Stored entries:
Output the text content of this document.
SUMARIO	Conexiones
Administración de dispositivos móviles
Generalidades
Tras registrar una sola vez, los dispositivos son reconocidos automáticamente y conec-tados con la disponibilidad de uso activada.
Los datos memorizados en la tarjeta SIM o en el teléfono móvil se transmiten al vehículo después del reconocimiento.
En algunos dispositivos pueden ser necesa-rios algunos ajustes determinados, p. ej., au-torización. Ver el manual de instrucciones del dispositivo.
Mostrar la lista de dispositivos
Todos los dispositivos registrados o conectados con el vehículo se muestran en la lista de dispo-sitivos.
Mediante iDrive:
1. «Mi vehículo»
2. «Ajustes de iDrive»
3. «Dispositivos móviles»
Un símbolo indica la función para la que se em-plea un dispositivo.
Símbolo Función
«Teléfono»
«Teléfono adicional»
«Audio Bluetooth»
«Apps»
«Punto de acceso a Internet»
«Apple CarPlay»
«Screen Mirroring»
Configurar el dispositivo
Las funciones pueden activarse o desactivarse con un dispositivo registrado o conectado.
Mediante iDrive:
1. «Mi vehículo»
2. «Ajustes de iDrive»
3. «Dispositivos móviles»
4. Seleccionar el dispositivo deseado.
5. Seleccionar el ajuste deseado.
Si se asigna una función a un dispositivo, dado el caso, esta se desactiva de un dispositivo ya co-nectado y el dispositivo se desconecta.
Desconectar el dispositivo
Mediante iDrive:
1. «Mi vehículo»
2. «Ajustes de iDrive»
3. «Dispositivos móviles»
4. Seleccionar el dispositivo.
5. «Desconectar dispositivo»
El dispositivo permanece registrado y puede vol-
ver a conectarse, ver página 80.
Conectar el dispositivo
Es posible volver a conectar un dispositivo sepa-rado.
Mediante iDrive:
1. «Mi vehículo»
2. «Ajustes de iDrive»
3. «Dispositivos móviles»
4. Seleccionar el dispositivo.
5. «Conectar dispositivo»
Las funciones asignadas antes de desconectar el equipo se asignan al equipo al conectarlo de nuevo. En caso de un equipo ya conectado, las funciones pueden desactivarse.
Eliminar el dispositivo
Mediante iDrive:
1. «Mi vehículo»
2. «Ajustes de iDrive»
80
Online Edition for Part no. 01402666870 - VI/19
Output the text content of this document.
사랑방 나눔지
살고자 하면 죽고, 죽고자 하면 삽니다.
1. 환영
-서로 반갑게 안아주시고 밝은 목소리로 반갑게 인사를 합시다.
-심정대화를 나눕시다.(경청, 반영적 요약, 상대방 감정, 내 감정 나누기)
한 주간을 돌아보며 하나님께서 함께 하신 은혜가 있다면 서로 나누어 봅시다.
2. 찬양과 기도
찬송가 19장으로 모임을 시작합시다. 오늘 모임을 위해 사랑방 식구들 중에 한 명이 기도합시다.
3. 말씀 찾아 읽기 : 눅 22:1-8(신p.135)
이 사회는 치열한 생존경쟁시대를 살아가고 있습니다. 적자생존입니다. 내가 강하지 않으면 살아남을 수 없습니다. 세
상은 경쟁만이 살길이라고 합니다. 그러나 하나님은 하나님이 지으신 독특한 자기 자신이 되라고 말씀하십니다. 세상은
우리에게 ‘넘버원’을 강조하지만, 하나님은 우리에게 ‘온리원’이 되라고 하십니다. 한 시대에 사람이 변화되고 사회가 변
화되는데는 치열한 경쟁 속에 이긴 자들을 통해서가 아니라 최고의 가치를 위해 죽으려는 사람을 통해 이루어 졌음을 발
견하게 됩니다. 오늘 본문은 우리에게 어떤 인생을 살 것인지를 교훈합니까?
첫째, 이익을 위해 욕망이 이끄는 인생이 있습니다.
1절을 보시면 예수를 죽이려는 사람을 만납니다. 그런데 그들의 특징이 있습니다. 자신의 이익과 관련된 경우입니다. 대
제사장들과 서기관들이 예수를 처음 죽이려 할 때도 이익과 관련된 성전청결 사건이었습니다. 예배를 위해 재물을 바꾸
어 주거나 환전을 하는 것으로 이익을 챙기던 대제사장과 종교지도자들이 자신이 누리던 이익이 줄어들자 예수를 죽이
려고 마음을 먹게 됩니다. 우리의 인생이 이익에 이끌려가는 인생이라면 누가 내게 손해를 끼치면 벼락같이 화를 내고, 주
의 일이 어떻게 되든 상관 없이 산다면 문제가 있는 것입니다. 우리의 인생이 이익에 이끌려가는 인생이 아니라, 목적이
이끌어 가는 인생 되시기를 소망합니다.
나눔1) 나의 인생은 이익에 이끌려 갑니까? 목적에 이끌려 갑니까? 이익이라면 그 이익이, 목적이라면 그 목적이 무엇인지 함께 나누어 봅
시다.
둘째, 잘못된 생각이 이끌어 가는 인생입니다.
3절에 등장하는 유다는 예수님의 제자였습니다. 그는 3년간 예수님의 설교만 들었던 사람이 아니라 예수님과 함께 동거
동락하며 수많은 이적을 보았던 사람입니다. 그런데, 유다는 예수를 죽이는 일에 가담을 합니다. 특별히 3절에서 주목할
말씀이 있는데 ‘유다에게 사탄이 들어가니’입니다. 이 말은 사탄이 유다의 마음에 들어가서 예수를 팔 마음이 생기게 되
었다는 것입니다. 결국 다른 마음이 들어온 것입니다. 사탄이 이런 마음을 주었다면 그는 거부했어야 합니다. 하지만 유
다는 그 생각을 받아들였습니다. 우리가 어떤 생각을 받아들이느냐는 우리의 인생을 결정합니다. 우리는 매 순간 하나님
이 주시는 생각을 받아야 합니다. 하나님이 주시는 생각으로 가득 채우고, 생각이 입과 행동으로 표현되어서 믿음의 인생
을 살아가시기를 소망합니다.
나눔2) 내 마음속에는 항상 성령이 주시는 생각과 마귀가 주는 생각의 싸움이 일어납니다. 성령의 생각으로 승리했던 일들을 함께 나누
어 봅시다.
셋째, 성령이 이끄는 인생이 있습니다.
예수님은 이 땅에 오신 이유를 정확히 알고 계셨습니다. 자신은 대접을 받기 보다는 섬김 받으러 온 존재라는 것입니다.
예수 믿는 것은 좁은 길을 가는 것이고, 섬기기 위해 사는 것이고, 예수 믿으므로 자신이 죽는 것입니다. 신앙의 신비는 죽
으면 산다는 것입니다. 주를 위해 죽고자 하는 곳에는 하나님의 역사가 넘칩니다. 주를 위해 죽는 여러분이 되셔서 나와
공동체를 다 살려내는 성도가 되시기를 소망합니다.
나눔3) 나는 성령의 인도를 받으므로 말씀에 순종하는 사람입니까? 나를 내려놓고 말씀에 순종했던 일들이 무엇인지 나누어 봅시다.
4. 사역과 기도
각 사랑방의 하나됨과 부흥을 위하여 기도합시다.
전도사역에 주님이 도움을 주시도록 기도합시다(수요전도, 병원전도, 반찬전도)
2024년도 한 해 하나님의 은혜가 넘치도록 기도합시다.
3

- WRITTEN REQUEST
Reproduce each line holding the word "이끌려가는".

- COMPLETED TASK
려고 마음을 먹게 됩니다. 우리의 인생이 이익에 이끌려가는 인생이라면 누가 내게 손해를 끼치면 벼락같이 화를 내고, 주
의 일이 어떻게 되든 상관 없이 산다면 문제가 있는 것입니다. 우리의 인생이 이익에 이끌려가는 인생이 아니라, 목적이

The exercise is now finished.